▸ **Description of the task**: Output the material exactly, but drop every image it holds.

(Collection entries)
## Begin

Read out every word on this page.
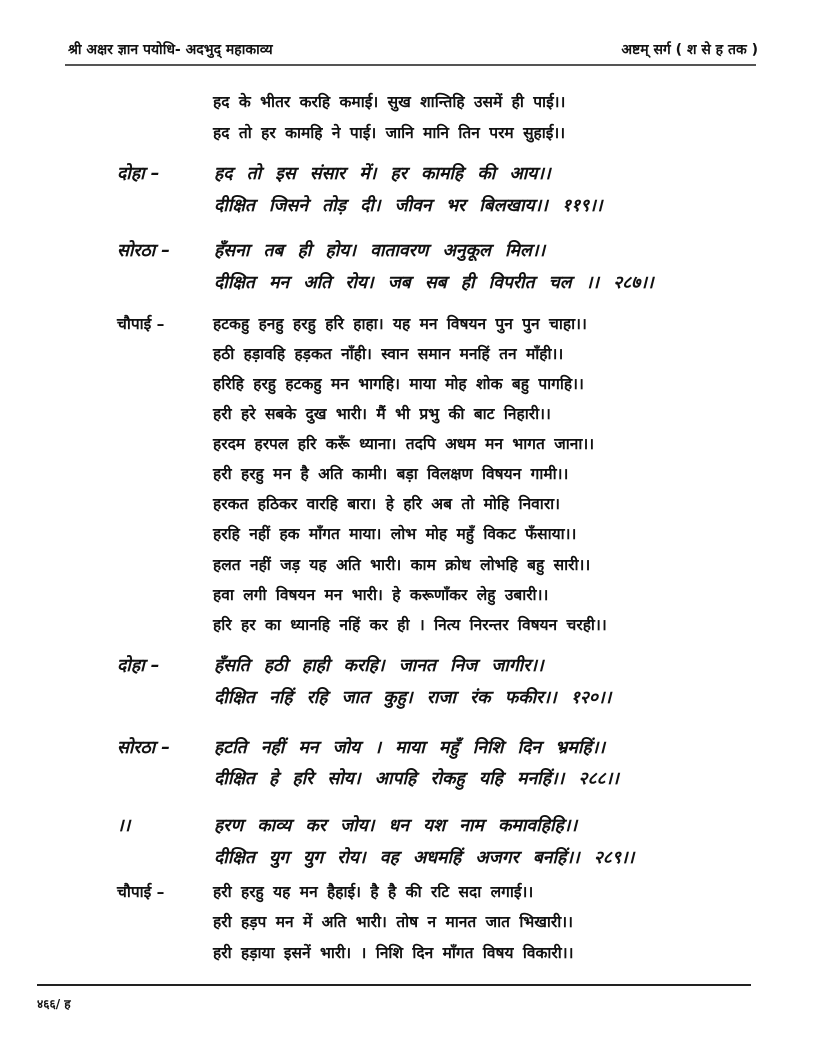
श्री अक्षर ज्ञान पयोधि- अदभुद् महाकाव्य	अष्टम् सर्ग ( श से ह तक )
हद के भीतर करहि कमाई। सुख शान्तिहि उसमें ही पाई।।
हद तो हर कामहि ने पाई। जानि मानि तिन परम सुहाई।।
दोहा –	हद तो इस संसार में। हर कामहि की आय।।
दीक्षित जिसने तोड़ दी। जीवन भर बिलखाय।। ११९।।
सोरठा –	हँसना तब ही होय। वातावरण अनुकूल मिल।।
दीक्षित मन अति रोय। जब सब ही विपरीत चल ।। २८७।।
चौपाई –	हटकहु हनहु हरहु हरि हाहा। यह मन विषयन पुन पुन चाहा।।
हठी हड़ावहि हड़कत नाँही। स्वान समान मनहिं तन माँही।।
हरिहि हरहु हटकहु मन भागहि। माया मोह शोक बहु पागहि।।
हरी हरे सबके दुख भारी। मैं भी प्रभु की बाट निहारी।।
हरदम हरपल हरि करूँ ध्याना। तदपि अधम मन भागत जाना।।
हरी हरहु मन है अति कामी। बड़ा विलक्षण विषयन गामी।।
हरकत हठिकर वारहि बारा। हे हरि अब तो मोहि निवारा।
हरहि नहीं हक माँगत माया। लोभ मोह महुँ विकट फँसाया।।
हलत नहीं जड़ यह अति भारी। काम क्रोध लोभहि बहु सारी।।
हवा लगी विषयन मन भारी। हे करूणाँकर लेहु उबारी।।
हरि हर का ध्यानहि नहिं कर ही । नित्य निरन्तर विषयन चरही।।
दोहा –	हँसति हठी हाही करहि। जानत निज जागीर।।
दीक्षित नहिं रहि जात कुहु। राजा रंक फकीर।। १२०।।
सोरठा –	हटति नहीं मन जोय । माया महुँ निशि दिन भ्रमहिं।।
दीक्षित हे हरि सोय। आपहि रोकहु यहि मनहिं।। २८८।।
।।	हरण काव्य कर जोय। धन यश नाम कमावहिहि।।
दीक्षित युग युग रोय। वह अधमहिं अजगर बनहिं।। २८९।।
चौपाई –	हरी हरहु यह मन हैहाई। है है की रटि सदा लगाई।।
हरी हड़प मन में अति भारी। तोष न मानत जात भिखारी।।
हरी हड़ाया इसनें भारी। । निशि दिन माँगत विषय विकारी।।
४६६/ ह
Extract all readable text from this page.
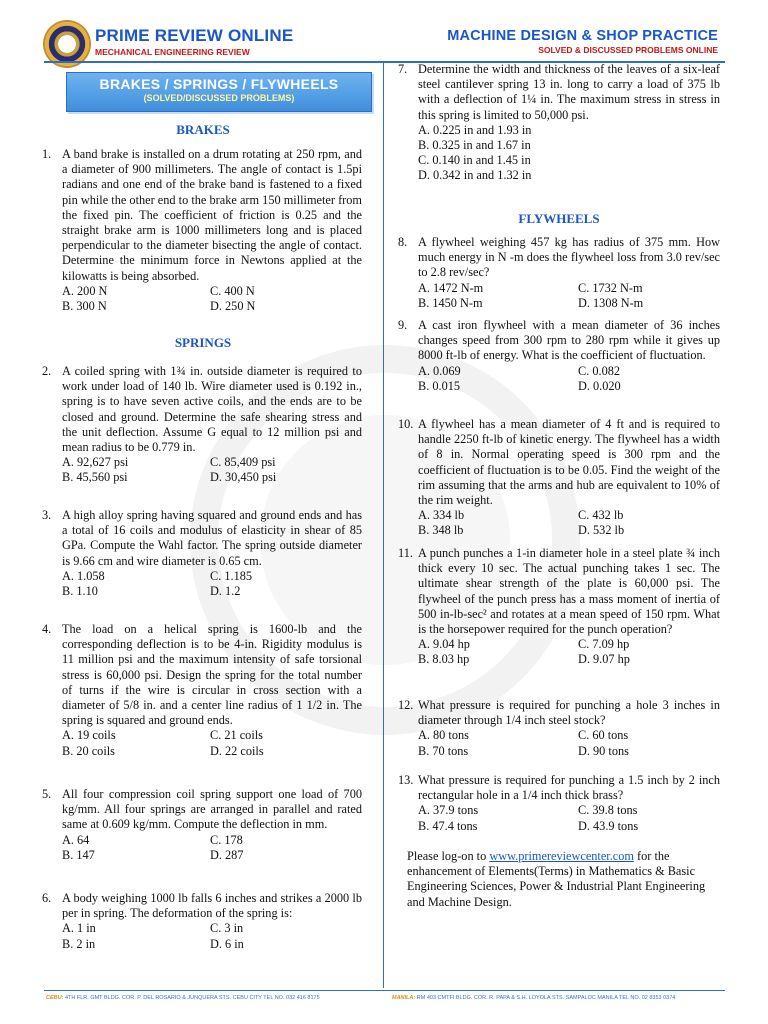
PRIME REVIEW ONLINE
MECHANICAL ENGINEERING REVIEW
MACHINE DESIGN & SHOP PRACTICE
SOLVED & DISCUSSED PROBLEMS ONLINE
BRAKES / SPRINGS / FLYWHEELS
(SOLVED/DISCUSSED PROBLEMS)
BRAKES
SPRINGS
FLYWHEELS
1. A band brake is installed on a drum rotating at 250 rpm, and a diameter of 900 millimeters. The angle of contact is 1.5pi radians and one end of the brake band is fastened to a fixed pin while the other end to the brake arm 150 millimeter from the fixed pin. The coefficient of friction is 0.25 and the straight brake arm is 1000 millimeters long and is placed perpendicular to the diameter bisecting the angle of contact. Determine the minimum force in Newtons applied at the kilowatts is being absorbed.
A. 200 N	C. 400 N
B. 300 N	D. 250 N
2. A coiled spring with 1¾ in. outside diameter is required to work under load of 140 lb. Wire diameter used is 0.192 in., spring is to have seven active coils, and the ends are to be closed and ground. Determine the safe shearing stress and the unit deflection. Assume G equal to 12 million psi and mean radius to be 0.779 in.
A. 92,627 psi	C. 85,409 psi
B. 45,560 psi	D. 30,450 psi
3. A high alloy spring having squared and ground ends and has a total of 16 coils and modulus of elasticity in shear of 85 GPa. Compute the Wahl factor. The spring outside diameter is 9.66 cm and wire diameter is 0.65 cm.
A. 1.058	C. 1.185
B. 1.10	D. 1.2
4. The load on a helical spring is 1600-lb and the corresponding deflection is to be 4-in. Rigidity modulus is 11 million psi and the maximum intensity of safe torsional stress is 60,000 psi. Design the spring for the total number of turns if the wire is circular in cross section with a diameter of 5/8 in. and a center line radius of 1 1/2 in. The spring is squared and ground ends.
A. 19 coils	C. 21 coils
B. 20 coils	D. 22 coils
5. All four compression coil spring support one load of 700 kg/mm. All four springs are arranged in parallel and rated same at 0.609 kg/mm. Compute the deflection in mm.
A. 64	C. 178
B. 147	D. 287
6. A body weighing 1000 lb falls 6 inches and strikes a 2000 lb per in spring. The deformation of the spring is:
A. 1 in	C. 3 in
B. 2 in	D. 6 in
7. Determine the width and thickness of the leaves of a six-leaf steel cantilever spring 13 in. long to carry a load of 375 lb with a deflection of 1¼ in. The maximum stress in stress in this spring is limited to 50,000 psi.
A. 0.225 in and 1.93 in
B. 0.325 in and 1.67 in
C. 0.140 in and 1.45 in
D. 0.342 in and 1.32 in
8. A flywheel weighing 457 kg has radius of 375 mm. How much energy in N -m does the flywheel loss from 3.0 rev/sec to 2.8 rev/sec?
A. 1472 N-m	C. 1732 N-m
B. 1450 N-m	D. 1308 N-m
9. A cast iron flywheel with a mean diameter of 36 inches changes speed from 300 rpm to 280 rpm while it gives up 8000 ft-lb of energy. What is the coefficient of fluctuation.
A. 0.069	C. 0.082
B. 0.015	D. 0.020
10. A flywheel has a mean diameter of 4 ft and is required to handle 2250 ft-lb of kinetic energy. The flywheel has a width of 8 in. Normal operating speed is 300 rpm and the coefficient of fluctuation is to be 0.05. Find the weight of the rim assuming that the arms and hub are equivalent to 10% of the rim weight.
A. 334 lb	C. 432 lb
B. 348 lb	D. 532 lb
11. A punch punches a 1-in diameter hole in a steel plate ¾ inch thick every 10 sec. The actual punching takes 1 sec. The ultimate shear strength of the plate is 60,000 psi. The flywheel of the punch press has a mass moment of inertia of 500 in-lb-sec² and rotates at a mean speed of 150 rpm. What is the horsepower required for the punch operation?
A. 9.04 hp	C. 7.09 hp
B. 8.03 hp	D. 9.07 hp
12. What pressure is required for punching a hole 3 inches in diameter through 1/4 inch steel stock?
A. 80 tons	C. 60 tons
B. 70 tons	D. 90 tons
13. What pressure is required for punching a 1.5 inch by 2 inch rectangular hole in a 1/4 inch thick brass?
A. 37.9 tons	C. 39.8 tons
B. 47.4 tons	D. 43.9 tons
Please log-on to www.primereviewcenter.com for the enhancement of Elements(Terms) in Mathematics & Basic Engineering Sciences, Power & Industrial Plant Engineering and Machine Design.
CEBU: 4TH FLR. GMT BLDG. COR. P. DEL ROSARIO & JUNQUERA STS. CEBU CITY TEL NO. 032 416 8175	MANILA: RM 403 CMTFI BLDG. COR. R. PAPA & S.H. LOYOLA STS. SAMPALOC MANILA TEL NO. 02 8353 0374
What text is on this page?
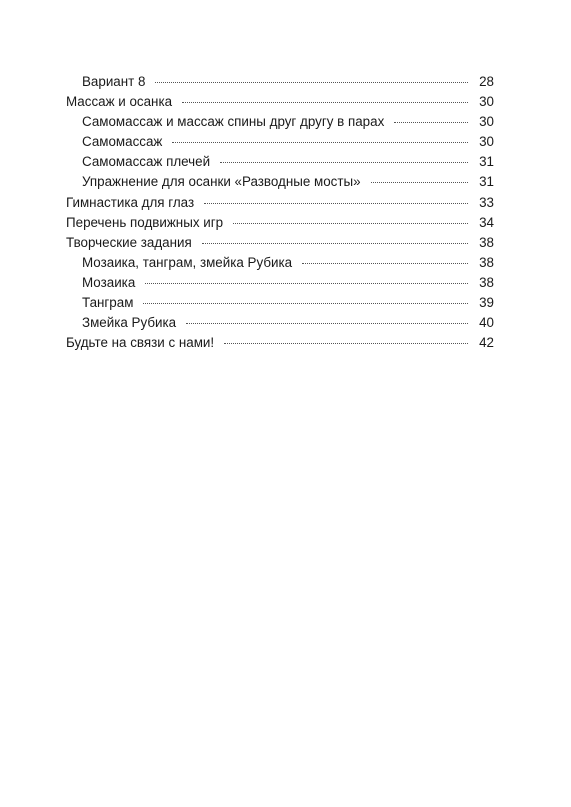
Вариант 8	28
Массаж и осанка	30
Самомассаж и массаж спины друг другу в парах	30
Самомассаж	30
Самомассаж плечей	31
Упражнение для осанки «Разводные мосты»	31
Гимнастика для глаз	33
Перечень подвижных игр	34
Творческие задания	38
Мозаика, танграм, змейка Рубика	38
Мозаика	38
Танграм	39
Змейка Рубика	40
Будьте на связи с нами!	42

## End

▸ **Exercise answer**:
Read out every word on this page.
श्री अक्षर ज्ञान पयोधि- अदभुद् महाकाव्य	अष्टम् सर्ग ( श से ह तक )
हद के भीतर करहि कमाई। सुख शान्तिहि उसमें ही पाई।।
हद तो हर कामहि ने पाई। जानि मानि तिन परम सुहाई।।
दोहा –	हद तो इस संसार में। हर कामहि की आय।।
दीक्षित जिसने तोड़ दी। जीवन भर बिलखाय।। ११९।।
सोरठा –	हँसना तब ही होय। वातावरण अनुकूल मिल।।
दीक्षित मन अति रोय। जब सब ही विपरीत चल ।। २८७।।
चौपाई –	हटकहु हनहु हरहु हरि हाहा। यह मन विषयन पुन पुन चाहा।।
हठी हड़ावहि हड़कत नाँही। स्वान समान मनहिं तन माँही।।
हरिहि हरहु हटकहु मन भागहि। माया मोह शोक बहु पागहि।।
हरी हरे सबके दुख भारी। मैं भी प्रभु की बाट निहारी।।
हरदम हरपल हरि करूँ ध्याना। तदपि अधम मन भागत जाना।।
हरी हरहु मन है अति कामी। बड़ा विलक्षण विषयन गामी।।
हरकत हठिकर वारहि बारा। हे हरि अब तो मोहि निवारा।
हरहि नहीं हक माँगत माया। लोभ मोह महुँ विकट फँसाया।।
हलत नहीं जड़ यह अति भारी। काम क्रोध लोभहि बहु सारी।।
हवा लगी विषयन मन भारी। हे करूणाँकर लेहु उबारी।।
हरि हर का ध्यानहि नहिं कर ही । नित्य निरन्तर विषयन चरही।।
दोहा –	हँसति हठी हाही करहि। जानत निज जागीर।।
दीक्षित नहिं रहि जात कुहु। राजा रंक फकीर।। १२०।।
सोरठा –	हटति नहीं मन जोय । माया महुँ निशि दिन भ्रमहिं।।
दीक्षित हे हरि सोय। आपहि रोकहु यहि मनहिं।। २८८।।
।।	हरण काव्य कर जोय। धन यश नाम कमावहिहि।।
दीक्षित युग युग रोय। वह अधमहिं अजगर बनहिं।। २८९।।
चौपाई –	हरी हरहु यह मन हैहाई। है है की रटि सदा लगाई।।
हरी हड़प मन में अति भारी। तोष न मानत जात भिखारी।।
हरी हड़ाया इसनें भारी। । निशि दिन माँगत विषय विकारी।।
४६६/ ह
Extract all readable text from this page.
PRIME REVIEW ONLINE
MECHANICAL ENGINEERING REVIEW
MACHINE DESIGN & SHOP PRACTICE
SOLVED & DISCUSSED PROBLEMS ONLINE
BRAKES / SPRINGS / FLYWHEELS
(SOLVED/DISCUSSED PROBLEMS)
BRAKES
SPRINGS
FLYWHEELS
1. A band brake is installed on a drum rotating at 250 rpm, and a diameter of 900 millimeters. The angle of contact is 1.5pi radians and one end of the brake band is fastened to a fixed pin while the other end to the brake arm 150 millimeter from the fixed pin. The coefficient of friction is 0.25 and the straight brake arm is 1000 millimeters long and is placed perpendicular to the diameter bisecting the angle of contact. Determine the minimum force in Newtons applied at the kilowatts is being absorbed.
A. 200 N	C. 400 N
B. 300 N	D. 250 N
2. A coiled spring with 1¾ in. outside diameter is required to work under load of 140 lb. Wire diameter used is 0.192 in., spring is to have seven active coils, and the ends are to be closed and ground. Determine the safe shearing stress and the unit deflection. Assume G equal to 12 million psi and mean radius to be 0.779 in.
A. 92,627 psi	C. 85,409 psi
B. 45,560 psi	D. 30,450 psi
3. A high alloy spring having squared and ground ends and has a total of 16 coils and modulus of elasticity in shear of 85 GPa. Compute the Wahl factor. The spring outside diameter is 9.66 cm and wire diameter is 0.65 cm.
A. 1.058	C. 1.185
B. 1.10	D. 1.2
4. The load on a helical spring is 1600-lb and the corresponding deflection is to be 4-in. Rigidity modulus is 11 million psi and the maximum intensity of safe torsional stress is 60,000 psi. Design the spring for the total number of turns if the wire is circular in cross section with a diameter of 5/8 in. and a center line radius of 1 1/2 in. The spring is squared and ground ends.
A. 19 coils	C. 21 coils
B. 20 coils	D. 22 coils
5. All four compression coil spring support one load of 700 kg/mm. All four springs are arranged in parallel and rated same at 0.609 kg/mm. Compute the deflection in mm.
A. 64	C. 178
B. 147	D. 287
6. A body weighing 1000 lb falls 6 inches and strikes a 2000 lb per in spring. The deformation of the spring is:
A. 1 in	C. 3 in
B. 2 in	D. 6 in
7. Determine the width and thickness of the leaves of a six-leaf steel cantilever spring 13 in. long to carry a load of 375 lb with a deflection of 1¼ in. The maximum stress in stress in this spring is limited to 50,000 psi.
A. 0.225 in and 1.93 in
B. 0.325 in and 1.67 in
C. 0.140 in and 1.45 in
D. 0.342 in and 1.32 in
8. A flywheel weighing 457 kg has radius of 375 mm. How much energy in N -m does the flywheel loss from 3.0 rev/sec to 2.8 rev/sec?
A. 1472 N-m	C. 1732 N-m
B. 1450 N-m	D. 1308 N-m
9. A cast iron flywheel with a mean diameter of 36 inches changes speed from 300 rpm to 280 rpm while it gives up 8000 ft-lb of energy. What is the coefficient of fluctuation.
A. 0.069	C. 0.082
B. 0.015	D. 0.020
10. A flywheel has a mean diameter of 4 ft and is required to handle 2250 ft-lb of kinetic energy. The flywheel has a width of 8 in. Normal operating speed is 300 rpm and the coefficient of fluctuation is to be 0.05. Find the weight of the rim assuming that the arms and hub are equivalent to 10% of the rim weight.
A. 334 lb	C. 432 lb
B. 348 lb	D. 532 lb
11. A punch punches a 1-in diameter hole in a steel plate ¾ inch thick every 10 sec. The actual punching takes 1 sec. The ultimate shear strength of the plate is 60,000 psi. The flywheel of the punch press has a mass moment of inertia of 500 in-lb-sec² and rotates at a mean speed of 150 rpm. What is the horsepower required for the punch operation?
A. 9.04 hp	C. 7.09 hp
B. 8.03 hp	D. 9.07 hp
12. What pressure is required for punching a hole 3 inches in diameter through 1/4 inch steel stock?
A. 80 tons	C. 60 tons
B. 70 tons	D. 90 tons
13. What pressure is required for punching a 1.5 inch by 2 inch rectangular hole in a 1/4 inch thick brass?
A. 37.9 tons	C. 39.8 tons
B. 47.4 tons	D. 43.9 tons
Please log-on to www.primereviewcenter.com for the enhancement of Elements(Terms) in Mathematics & Basic Engineering Sciences, Power & Industrial Plant Engineering and Machine Design.
CEBU: 4TH FLR. GMT BLDG. COR. P. DEL ROSARIO & JUNQUERA STS. CEBU CITY TEL NO. 032 416 8175	MANILA: RM 403 CMTFI BLDG. COR. R. PAPA & S.H. LOYOLA STS. SAMPALOC MANILA TEL NO. 02 8353 0374
What text is on this page?
Вариант 8	28
Массаж и осанка	30
Самомассаж и массаж спины друг другу в парах	30
Самомассаж	30
Самомассаж плечей	31
Упражнение для осанки «Разводные мосты»	31
Гимнастика для глаз	33
Перечень подвижных игр	34
Творческие задания	38
Мозаика, танграм, змейка Рубика	38
Мозаика	38
Танграм	39
Змейка Рубика	40
Будьте на связи с нами!	42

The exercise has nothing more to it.